_What to produce:_
Assemble all lines in which the string "patrimonio" appears.

─── Records to process

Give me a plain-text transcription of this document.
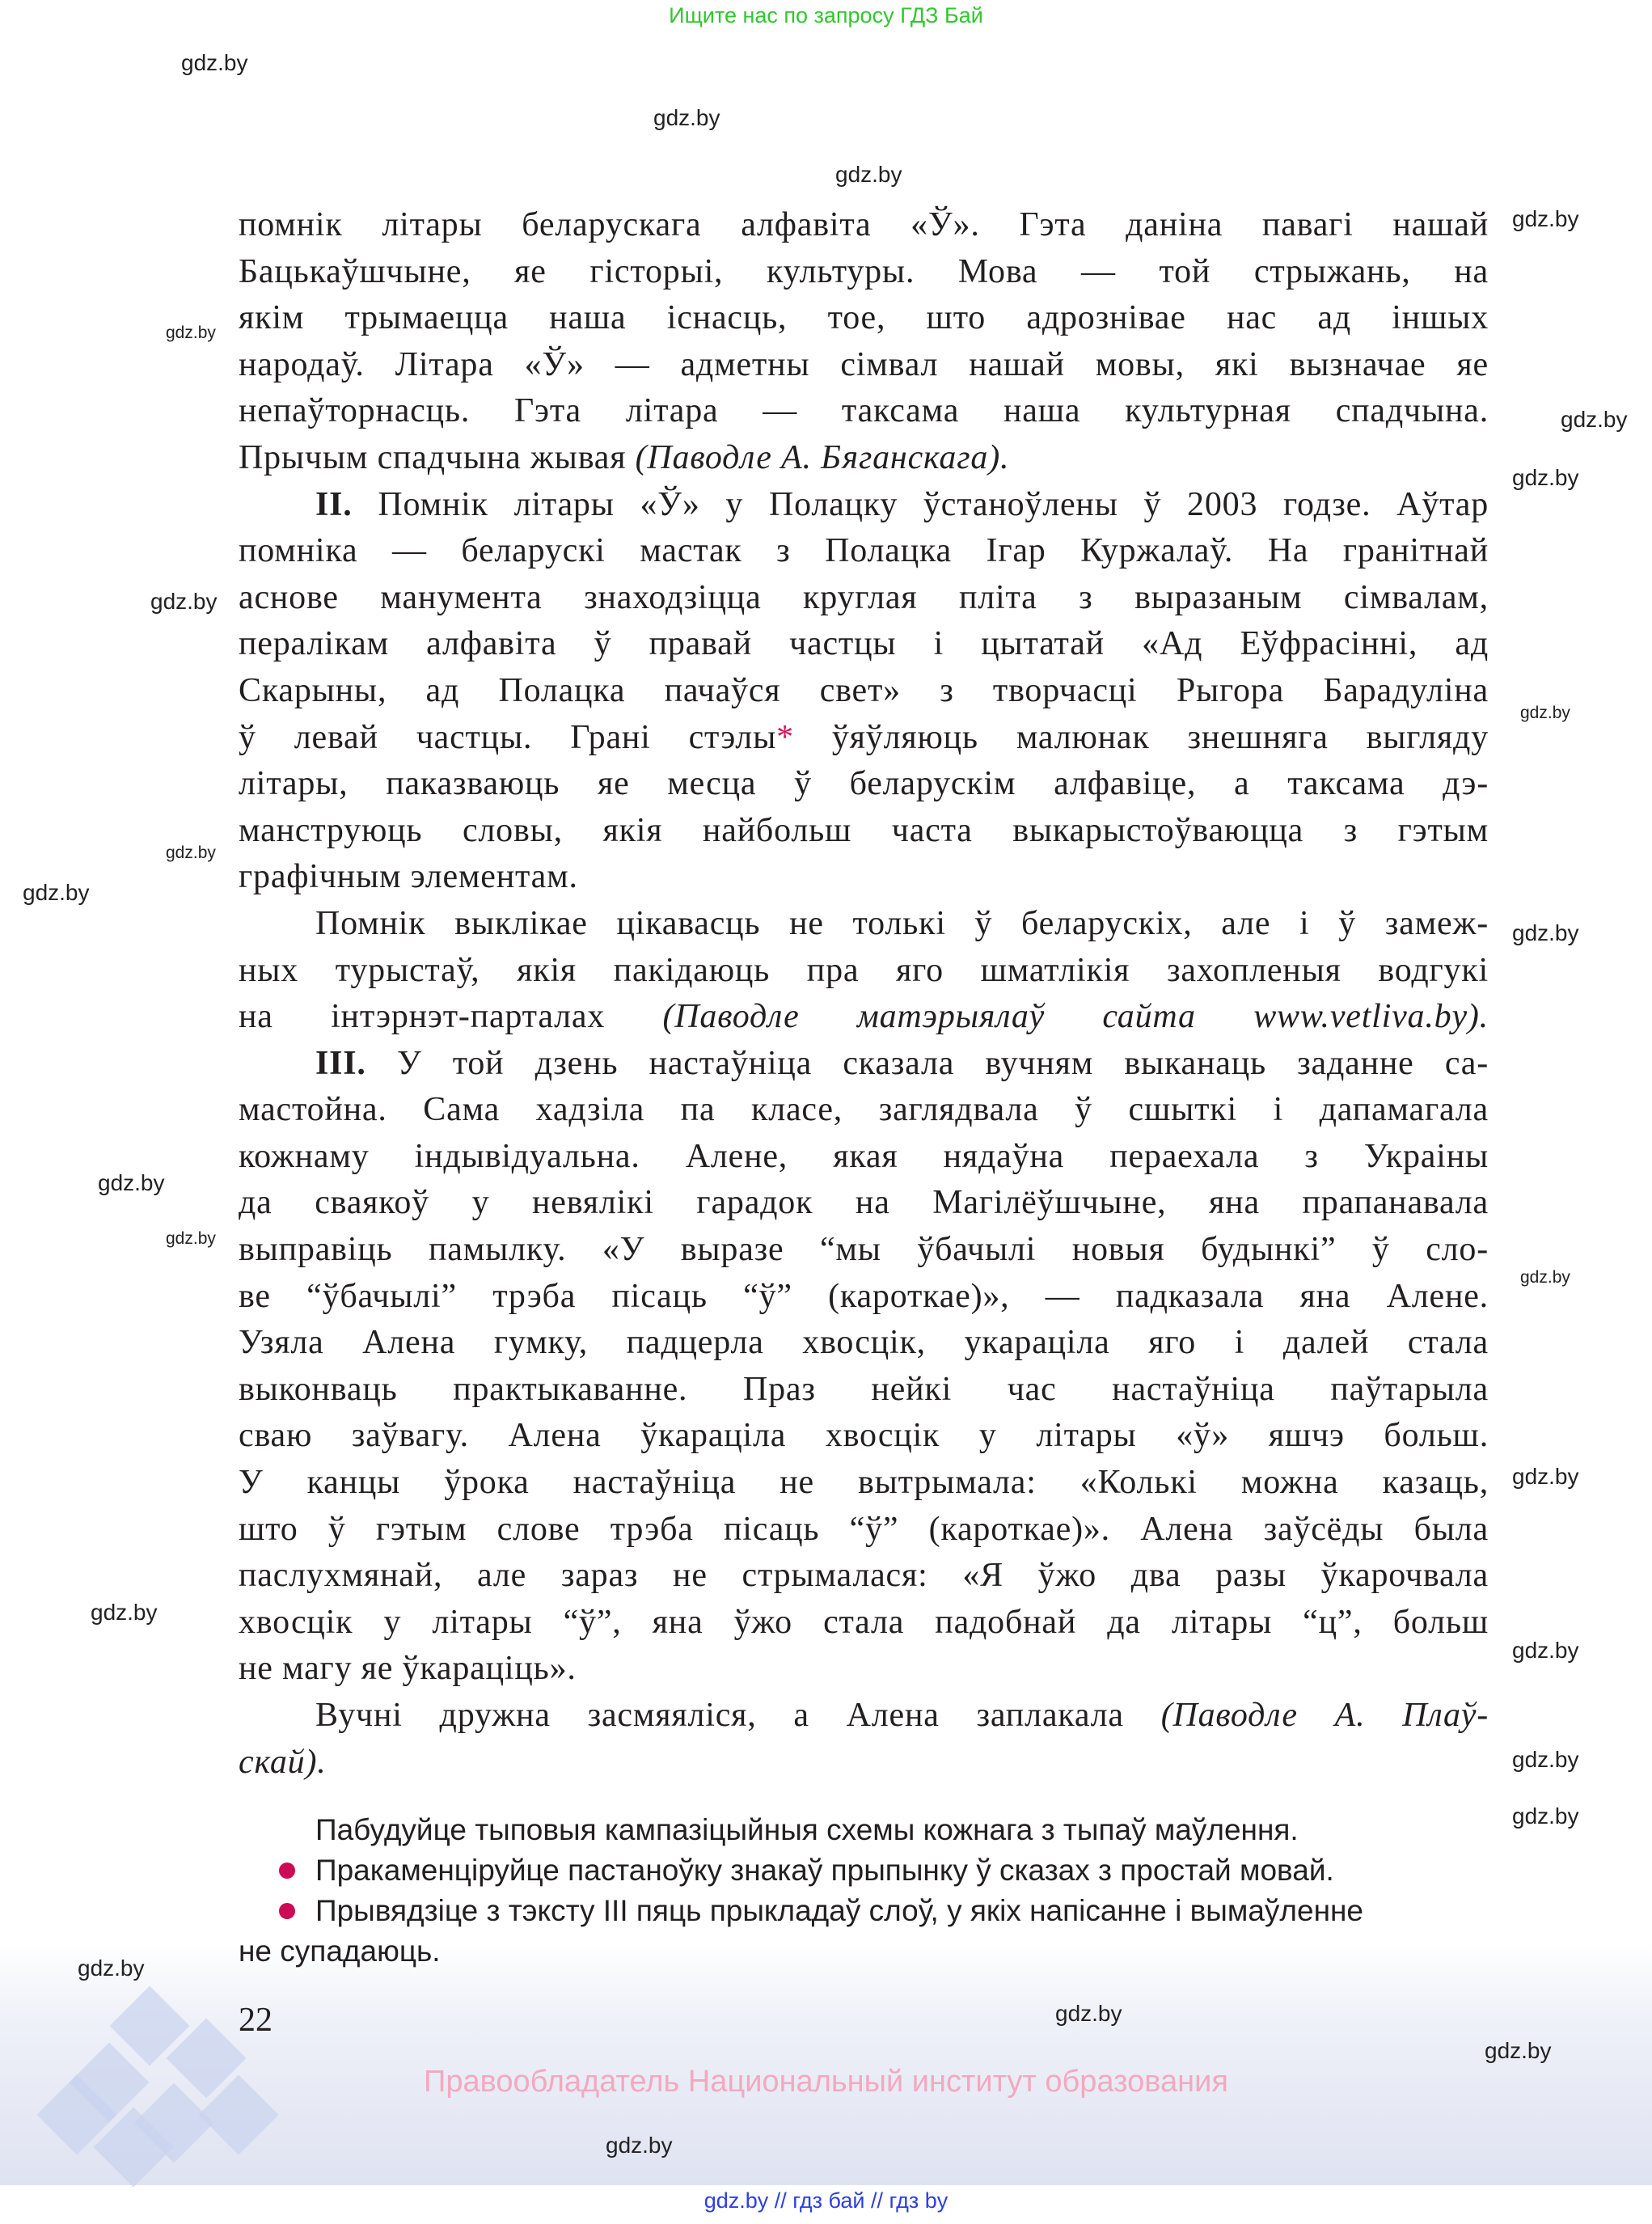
Ищите нас по запросу ГДЗ Бай
помнік літары беларускага алфавіта «Ў». Гэта даніна павагі нашай
Бацькаўшчыне, яе гісторыі, культуры. Мова — той стрыжань, на
якім трымаецца наша існасць, тое, што адрознівае нас ад іншых
народаў. Літара «Ў» — адметны сімвал нашай мовы, які вызначае яе
непаўторнасць. Гэта літара — таксама наша культурная спадчына.
Прычым спадчына жывая (Паводле А. Бяганскага).
II. Помнік літары «Ў» у Полацку ўстаноўлены ў 2003 годзе. Аўтар
помніка — беларускі мастак з Полацка Ігар Куржалаў. На гранітнай
аснове манумента знаходзіцца круглая пліта з выразаным сімвалам,
пералікам алфавіта ў правай частцы і цытатай «Ад Еўфрасінні, ад
Скарыны, ад Полацка пачаўся свет» з творчасці Рыгора Барадуліна
ў левай частцы. Грані стэлы* ўяўляюць малюнак знешняга выгляду
літары, паказваюць яе месца ў беларускім алфавіце, а таксама дэ-
манструюць словы, якія найбольш часта выкарыстоўваюцца з гэтым
графічным элементам.
Помнік выклікае цікавасць не толькі ў беларускіх, але і ў замеж-
ных турыстаў, якія пакідаюць пра яго шматлікія захопленыя водгукі
на інтэрнэт-парталах (Паводле матэрыялаў сайта www.vetliva.by).
III. У той дзень настаўніца сказала вучням выканаць заданне са-
мастойна. Сама хадзіла па класе, заглядвала ў сшыткі і дапамагала
кожнаму індывідуальна. Алене, якая нядаўна пераехала з Украіны
да сваякоў у невялікі гарадок на Магілёўшчыне, яна прапанавала
выправіць памылку. «У выразе “мы ўбачылі новыя будынкі” ў сло-
ве “ўбачылі” трэба пісаць “ў” (кароткае)», — падказала яна Алене.
Узяла Алена гумку, падцерла хвосцік, укараціла яго і далей стала
выконваць практыкаванне. Праз нейкі час настаўніца паўтарыла
сваю заўвагу. Алена ўкараціла хвосцік у літары «ў» яшчэ больш.
У канцы ўрока настаўніца не вытрымала: «Колькі можна казаць,
што ў гэтым слове трэба пісаць “ў” (кароткае)». Алена заўсёды была
паслухмянай, але зараз не стрымалася: «Я ўжо два разы ўкарочвала
хвосцік у літары “ў”, яна ўжо стала падобнай да літары “ц”, больш
не магу яе ўкараціць».
Вучні дружна засмяяліся, а Алена заплакала (Паводле А. Плаў-
скай).
Пабудуйце тыповыя кампазіцыйныя схемы кожнага з тыпаў маўлення.
Пракаменціруйце пастаноўку знакаў прыпынку ў сказах з простай мовай.
Прывядзіце з тэксту III пяць прыкладаў слоў, у якіх напісанне і вымаўленне
не супадаюць.
22
Правообладатель Национальный институт образования
gdz.by // гдз бай // гдз by
gdz.by
gdz.by
gdz.by
gdz.by
gdz.by
gdz.by
gdz.by
gdz.by
gdz.by
gdz.by
gdz.by
gdz.by
gdz.by
gdz.by
gdz.by
gdz.by
gdz.by
gdz.by
gdz.by
gdz.by
gdz.by
gdz.by
gdz.by
gdz.by
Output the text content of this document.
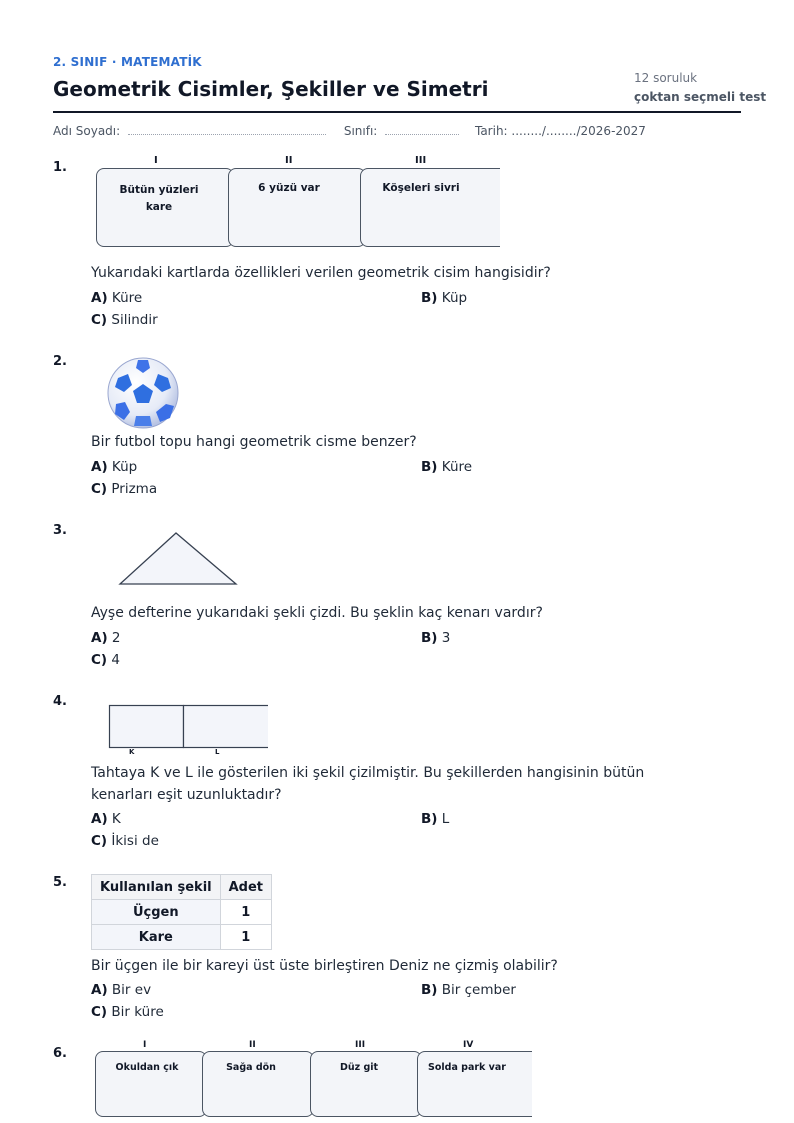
2. SINIF · MATEMATİK
Geometrik Cisimler, Şekiller ve Simetri	12 soruluk
çoktan seçmeli test
Adı Soyadı:	Sınıfı:	Tarih: ......../......../2026-2027
1.	I	II	III
Bütün yüzleri kare
6 yüzü var	Köşeleri sivri
Yukarıdaki kartlarda özellikleri verilen geometrik cisim hangisidir?
A) Küre	B) Küp
C) Silindir
2.
Bir futbol topu hangi geometrik cisme benzer?
A) Küp	B) Küre
C) Prizma
3.
Ayşe defterine yukarıdaki şekli çizdi. Bu şeklin kaç kenarı vardır?
A) 2	B) 3
C) 4
4.
K	L
Tahtaya K ve L ile gösterilen iki şekil çizilmiştir. Bu şekillerden hangisinin bütün kenarları eşit uzunluktadır?
A) K	B) L
C) İkisi de
5.	Kullanılan şekil	Adet
Üçgen	1
Kare	1
Bir üçgen ile bir kareyi üst üste birleştiren Deniz ne çizmiş olabilir?
A) Bir ev	B) Bir çember
C) Bir küre
6.
I	II	III	IV
Okuldan çık	Sağa dön	Düz git	Solda park var
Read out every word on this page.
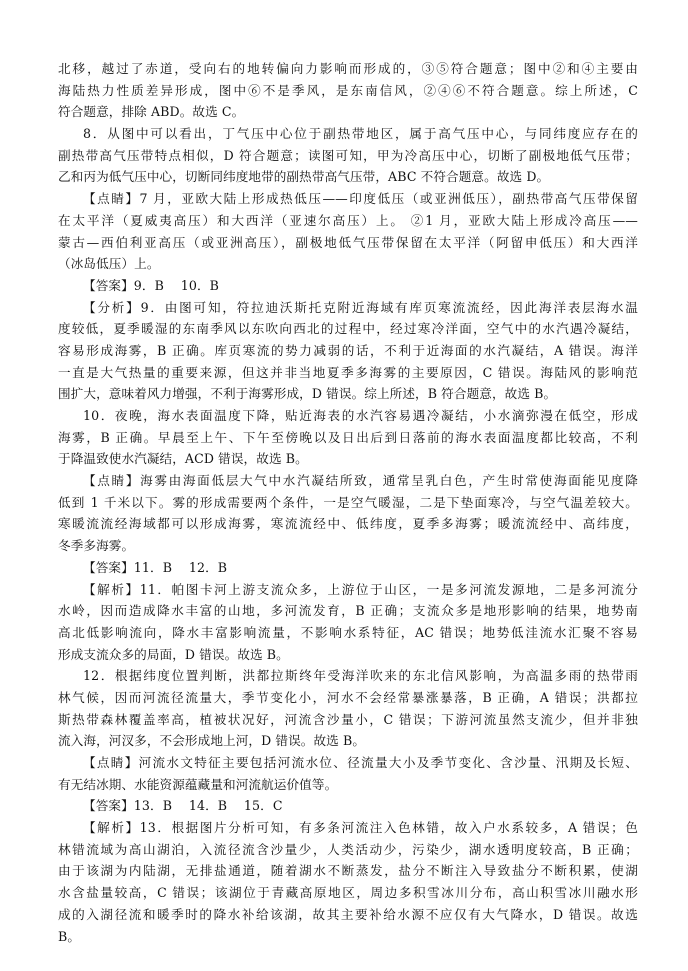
北移，越过了赤道，受向右的地转偏向力影响而形成的，③⑤符合题意；图中②和④主要由
海陆热力性质差异形成，图中⑥不是季风，是东南信风，②④⑥不符合题意。综上所述，C
符合题意，排除 ABD。故选 C。
8．从图中可以看出，丁气压中心位于副热带地区，属于高气压中心，与同纬度应存在的
副热带高气压带特点相似，D 符合题意；读图可知，甲为冷高压中心，切断了副极地低气压带；
乙和丙为低气压中心，切断同纬度地带的副热带高气压带，ABC 不符合题意。故选 D。
【点睛】7 月，亚欧大陆上形成热低压——印度低压（或亚洲低压），副热带高气压带保留
在太平洋（夏威夷高压）和大西洋（亚速尔高压）上。 ②1 月，亚欧大陆上形成冷高压——
蒙古—西伯利亚高压（或亚洲高压），副极地低气压带保留在太平洋（阿留申低压）和大西洋
（冰岛低压）上。
【答案】9．B　 10．B
【分析】9．由图可知，符拉迪沃斯托克附近海域有库页寒流流经，因此海洋表层海水温
度较低，夏季暖湿的东南季风以东吹向西北的过程中，经过寒冷洋面，空气中的水汽遇冷凝结，
容易形成海雾，B 正确。库页寒流的势力减弱的话，不利于近海面的水汽凝结，A 错误。海洋
一直是大气热量的重要来源，但这并非当地夏季多海雾的主要原因，C 错误。海陆风的影响范
围扩大，意味着风力增强，不利于海雾形成，D 错误。综上所述，B 符合题意，故选 B。
10．夜晚，海水表面温度下降，贴近海表的水汽容易遇冷凝结，小水滴弥漫在低空，形成
海雾，B 正确。早晨至上午、下午至傍晚以及日出后到日落前的海水表面温度都比较高，不利
于降温致使水汽凝结，ACD 错误，故选 B。
【点睛】海雾由海面低层大气中水汽凝结所致，通常呈乳白色，产生时常使海面能见度降
低到 1 千米以下。雾的形成需要两个条件，一是空气暖湿，二是下垫面寒冷，与空气温差较大。
寒暖流流经海域都可以形成海雾，寒流流经中、低纬度，夏季多海雾；暖流流经中、高纬度，
冬季多海雾。
【答案】11．B　 12．B
【解析】11．帕图卡河上游支流众多，上游位于山区，一是多河流发源地，二是多河流分
水岭，因而造成降水丰富的山地，多河流发育，B 正确；支流众多是地形影响的结果，地势南
高北低影响流向，降水丰富影响流量，不影响水系特征，AC 错误；地势低洼流水汇聚不容易
形成支流众多的局面，D 错误。故选 B。
12．根据纬度位置判断，洪都拉斯终年受海洋吹来的东北信风影响，为高温多雨的热带雨
林气候，因而河流径流量大，季节变化小，河水不会经常暴涨暴落，B 正确，A 错误；洪都拉
斯热带森林覆盖率高，植被状况好，河流含沙量小，C 错误；下游河流虽然支流少，但并非独
流入海，河汊多，不会形成地上河，D 错误。故选 B。
【点睛】河流水文特征主要包括河流水位、径流量大小及季节变化、含沙量、汛期及长短、
有无结冰期、水能资源蕴藏量和河流航运价值等。
【答案】13．B　 14．B　 15．C
【解析】13．根据图片分析可知，有多条河流注入色林错，故入户水系较多，A 错误；色
林错流域为高山湖泊，入流径流含沙量少，人类活动少，污染少，湖水透明度较高，B 正确；
由于该湖为内陆湖，无排盐通道，随着湖水不断蒸发，盐分不断注入导致盐分不断积累，使湖
水含盐量较高，C 错误；该湖位于青藏高原地区，周边多积雪冰川分布，高山积雪冰川融水形
成的入湖径流和暖季时的降水补给该湖，故其主要补给水源不应仅有大气降水，D 错误。故选
B。
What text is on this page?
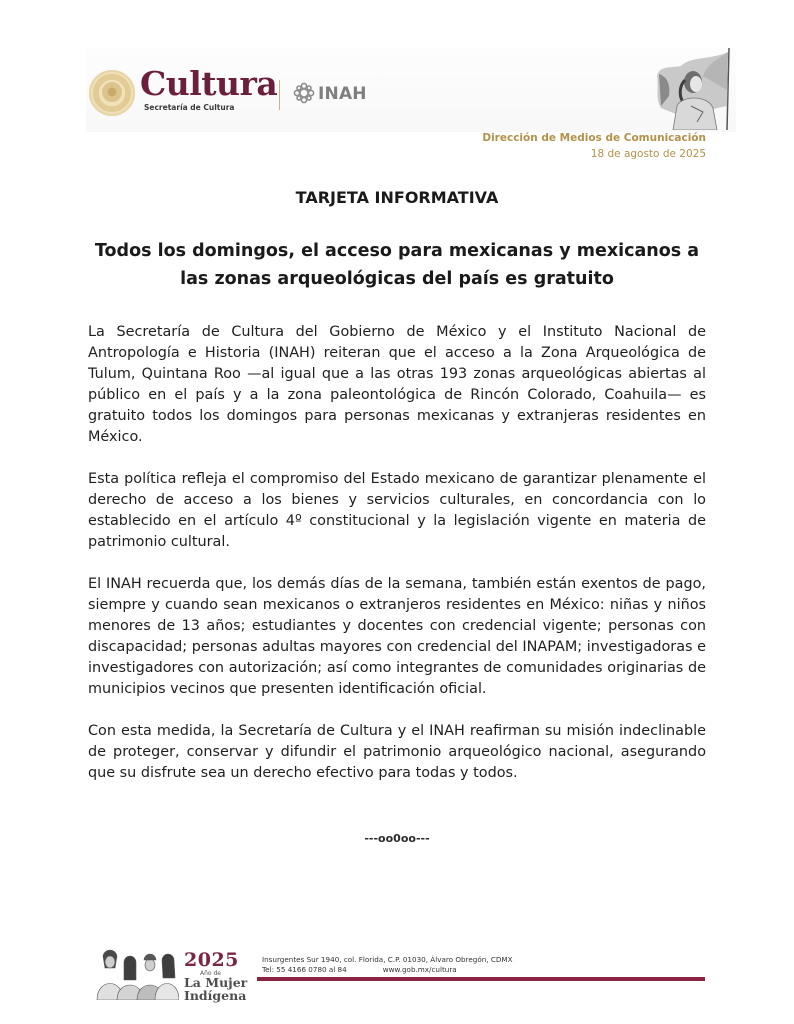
Cultura
Secretaría de Cultura
INAH
Dirección de Medios de Comunicación
18 de agosto de 2025
TARJETA INFORMATIVA
Todos los domingos, el acceso para mexicanas y mexicanos a las zonas arqueológicas del país es gratuito

La Secretaría de Cultura del Gobierno de México y el Instituto Nacional de Antropología e Historia (INAH) reiteran que el acceso a la Zona Arqueológica de Tulum, Quintana Roo —al igual que a las otras 193 zonas arqueológicas abiertas al público en el país y a la zona paleontológica de Rincón Colorado, Coahuila— es gratuito todos los domingos para personas mexicanas y extranjeras residentes en México.

Esta política refleja el compromiso del Estado mexicano de garantizar plenamente el derecho de acceso a los bienes y servicios culturales, en concordancia con lo establecido en el artículo 4º constitucional y la legislación vigente en materia de patrimonio cultural.

El INAH recuerda que, los demás días de la semana, también están exentos de pago, siempre y cuando sean mexicanos o extranjeros residentes en México: niñas y niños menores de 13 años; estudiantes y docentes con credencial vigente; personas con discapacidad; personas adultas mayores con credencial del INAPAM; investigadoras e investigadores con autorización; así como integrantes de comunidades originarias de municipios vecinos que presenten identificación oficial.

Con esta medida, la Secretaría de Cultura y el INAH reafirman su misión indeclinable de proteger, conservar y difundir el patrimonio arqueológico nacional, asegurando que su disfrute sea un derecho efectivo para todas y todos.

---oo0oo---
2025
Año de
La Mujer
Indígena
Insurgentes Sur 1940, col. Florida, C.P. 01030, Álvaro Obregón, CDMX
Tel: 55 4166 0780 al 84	www.gob.mx/cultura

──────

_Written answer:_
Esta política refleja el compromiso del Estado mexicano de garantizar plenamente el derecho de acceso a los bienes y servicios culturales, en concordancia con lo establecido en el artículo 4º constitucional y la legislación vigente en materia de patrimonio cultural.
Con esta medida, la Secretaría de Cultura y el INAH reafirman su misión indeclinable de proteger, conservar y difundir el patrimonio arqueológico nacional, asegurando que su disfrute sea un derecho efectivo para todas y todos.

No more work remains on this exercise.